JOB -> Send back the records in full, character for character.

ENTRIES SUPPLIED ->
*-*-*
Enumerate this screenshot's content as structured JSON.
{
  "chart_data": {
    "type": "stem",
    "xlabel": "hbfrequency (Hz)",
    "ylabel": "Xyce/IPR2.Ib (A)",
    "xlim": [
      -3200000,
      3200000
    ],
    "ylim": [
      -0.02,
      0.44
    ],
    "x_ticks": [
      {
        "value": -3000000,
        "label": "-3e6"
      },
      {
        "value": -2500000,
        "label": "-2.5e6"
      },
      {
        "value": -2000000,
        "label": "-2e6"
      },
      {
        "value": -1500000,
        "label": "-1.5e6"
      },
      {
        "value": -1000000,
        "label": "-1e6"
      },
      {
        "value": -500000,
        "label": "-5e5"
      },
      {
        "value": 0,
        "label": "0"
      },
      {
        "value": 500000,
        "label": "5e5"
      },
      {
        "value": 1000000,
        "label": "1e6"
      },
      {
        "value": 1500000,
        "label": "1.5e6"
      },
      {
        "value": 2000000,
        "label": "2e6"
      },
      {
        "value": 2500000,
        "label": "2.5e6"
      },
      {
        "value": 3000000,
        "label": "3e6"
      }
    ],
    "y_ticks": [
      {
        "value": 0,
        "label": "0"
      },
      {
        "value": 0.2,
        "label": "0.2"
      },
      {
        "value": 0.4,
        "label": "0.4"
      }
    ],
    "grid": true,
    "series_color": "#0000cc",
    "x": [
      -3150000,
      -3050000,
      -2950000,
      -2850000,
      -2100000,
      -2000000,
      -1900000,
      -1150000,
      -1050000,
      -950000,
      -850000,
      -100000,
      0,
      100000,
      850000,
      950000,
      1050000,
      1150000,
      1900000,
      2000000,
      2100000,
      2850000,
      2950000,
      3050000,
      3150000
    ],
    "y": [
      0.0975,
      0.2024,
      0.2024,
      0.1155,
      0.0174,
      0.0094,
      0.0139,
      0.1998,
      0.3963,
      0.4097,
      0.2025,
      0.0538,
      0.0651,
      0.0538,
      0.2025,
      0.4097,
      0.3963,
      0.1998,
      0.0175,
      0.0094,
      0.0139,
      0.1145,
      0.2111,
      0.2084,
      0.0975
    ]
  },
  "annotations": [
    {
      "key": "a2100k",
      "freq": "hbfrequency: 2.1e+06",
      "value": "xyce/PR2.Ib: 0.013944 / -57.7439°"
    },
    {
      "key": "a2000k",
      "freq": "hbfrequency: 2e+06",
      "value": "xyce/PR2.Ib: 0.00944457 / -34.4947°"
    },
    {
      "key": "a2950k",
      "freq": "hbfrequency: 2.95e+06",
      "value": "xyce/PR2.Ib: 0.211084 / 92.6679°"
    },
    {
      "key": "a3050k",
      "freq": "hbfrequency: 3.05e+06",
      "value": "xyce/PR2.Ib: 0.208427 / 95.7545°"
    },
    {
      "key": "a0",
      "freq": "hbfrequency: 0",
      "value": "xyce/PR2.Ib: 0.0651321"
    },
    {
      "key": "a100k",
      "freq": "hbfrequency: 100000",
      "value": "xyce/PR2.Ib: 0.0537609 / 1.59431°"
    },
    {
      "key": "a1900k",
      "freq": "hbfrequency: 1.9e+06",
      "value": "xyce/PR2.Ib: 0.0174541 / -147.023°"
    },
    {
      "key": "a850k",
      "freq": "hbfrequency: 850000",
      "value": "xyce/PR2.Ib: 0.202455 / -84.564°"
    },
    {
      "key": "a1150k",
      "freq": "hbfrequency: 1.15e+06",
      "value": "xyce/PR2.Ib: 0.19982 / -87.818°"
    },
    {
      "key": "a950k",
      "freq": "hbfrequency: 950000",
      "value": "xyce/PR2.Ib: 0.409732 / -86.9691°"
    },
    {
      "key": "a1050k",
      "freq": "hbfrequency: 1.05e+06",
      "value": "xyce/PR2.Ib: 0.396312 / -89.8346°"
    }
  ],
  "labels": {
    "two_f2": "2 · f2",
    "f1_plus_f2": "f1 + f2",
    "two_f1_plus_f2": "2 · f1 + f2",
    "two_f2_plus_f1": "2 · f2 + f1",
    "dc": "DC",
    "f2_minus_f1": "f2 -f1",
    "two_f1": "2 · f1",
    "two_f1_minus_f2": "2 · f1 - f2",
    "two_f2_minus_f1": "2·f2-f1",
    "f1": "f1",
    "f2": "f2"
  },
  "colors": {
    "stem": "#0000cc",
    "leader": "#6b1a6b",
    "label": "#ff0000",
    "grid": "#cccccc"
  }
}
*-*-*
FULL SOLUTION ->
Enumerate this screenshot's content as structured JSON.
{
  "chart_data": {
    "type": "stem",
    "xlabel": "hbfrequency (Hz)",
    "ylabel": "Xyce/IPR2.Ib (A)",
    "xlim": [
      -3200000,
      3200000
    ],
    "ylim": [
      -0.02,
      0.44
    ],
    "x_ticks": [
      {
        "value": -3000000,
        "label": "-3e6"
      },
      {
        "value": -2500000,
        "label": "-2.5e6"
      },
      {
        "value": -2000000,
        "label": "-2e6"
      },
      {
        "value": -1500000,
        "label": "-1.5e6"
      },
      {
        "value": -1000000,
        "label": "-1e6"
      },
      {
        "value": -500000,
        "label": "-5e5"
      },
      {
        "value": 0,
        "label": "0"
      },
      {
        "value": 500000,
        "label": "5e5"
      },
      {
        "value": 1000000,
        "label": "1e6"
      },
      {
        "value": 1500000,
        "label": "1.5e6"
      },
      {
        "value": 2000000,
        "label": "2e6"
      },
      {
        "value": 2500000,
        "label": "2.5e6"
      },
      {
        "value": 3000000,
        "label": "3e6"
      }
    ],
    "y_ticks": [
      {
        "value": 0,
        "label": "0"
      },
      {
        "value": 0.2,
        "label": "0.2"
      },
      {
        "value": 0.4,
        "label": "0.4"
      }
    ],
    "grid": true,
    "series_color": "#0000cc",
    "x": [
      -3150000,
      -3050000,
      -2950000,
      -2850000,
      -2100000,
      -2000000,
      -1900000,
      -1150000,
      -1050000,
      -950000,
      -850000,
      -100000,
      0,
      100000,
      850000,
      950000,
      1050000,
      1150000,
      1900000,
      2000000,
      2100000,
      2850000,
      2950000,
      3050000,
      3150000
    ],
    "y": [
      0.0975,
      0.2024,
      0.2024,
      0.1155,
      0.0174,
      0.0094,
      0.0139,
      0.1998,
      0.3963,
      0.4097,
      0.2025,
      0.0538,
      0.0651,
      0.0538,
      0.2025,
      0.4097,
      0.3963,
      0.1998,
      0.0175,
      0.0094,
      0.0139,
      0.1145,
      0.2111,
      0.2084,
      0.0975
    ]
  },
  "annotations": [
    {
      "key": "a2100k",
      "freq": "hbfrequency: 2.1e+06",
      "value": "xyce/PR2.Ib: 0.013944 / -57.7439°"
    },
    {
      "key": "a2000k",
      "freq": "hbfrequency: 2e+06",
      "value": "xyce/PR2.Ib: 0.00944457 / -34.4947°"
    },
    {
      "key": "a2950k",
      "freq": "hbfrequency: 2.95e+06",
      "value": "xyce/PR2.Ib: 0.211084 / 92.6679°"
    },
    {
      "key": "a3050k",
      "freq": "hbfrequency: 3.05e+06",
      "value": "xyce/PR2.Ib: 0.208427 / 95.7545°"
    },
    {
      "key": "a0",
      "freq": "hbfrequency: 0",
      "value": "xyce/PR2.Ib: 0.0651321"
    },
    {
      "key": "a100k",
      "freq": "hbfrequency: 100000",
      "value": "xyce/PR2.Ib: 0.0537609 / 1.59431°"
    },
    {
      "key": "a1900k",
      "freq": "hbfrequency: 1.9e+06",
      "value": "xyce/PR2.Ib: 0.0174541 / -147.023°"
    },
    {
      "key": "a850k",
      "freq": "hbfrequency: 850000",
      "value": "xyce/PR2.Ib: 0.202455 / -84.564°"
    },
    {
      "key": "a1150k",
      "freq": "hbfrequency: 1.15e+06",
      "value": "xyce/PR2.Ib: 0.19982 / -87.818°"
    },
    {
      "key": "a950k",
      "freq": "hbfrequency: 950000",
      "value": "xyce/PR2.Ib: 0.409732 / -86.9691°"
    },
    {
      "key": "a1050k",
      "freq": "hbfrequency: 1.05e+06",
      "value": "xyce/PR2.Ib: 0.396312 / -89.8346°"
    }
  ],
  "labels": {
    "two_f2": "2 · f2",
    "f1_plus_f2": "f1 + f2",
    "two_f1_plus_f2": "2 · f1 + f2",
    "two_f2_plus_f1": "2 · f2 + f1",
    "dc": "DC",
    "f2_minus_f1": "f2 -f1",
    "two_f1": "2 · f1",
    "two_f1_minus_f2": "2 · f1 - f2",
    "two_f2_minus_f1": "2·f2-f1",
    "f1": "f1",
    "f2": "f2"
  },
  "colors": {
    "stem": "#0000cc",
    "leader": "#6b1a6b",
    "label": "#ff0000",
    "grid": "#cccccc"
  }
}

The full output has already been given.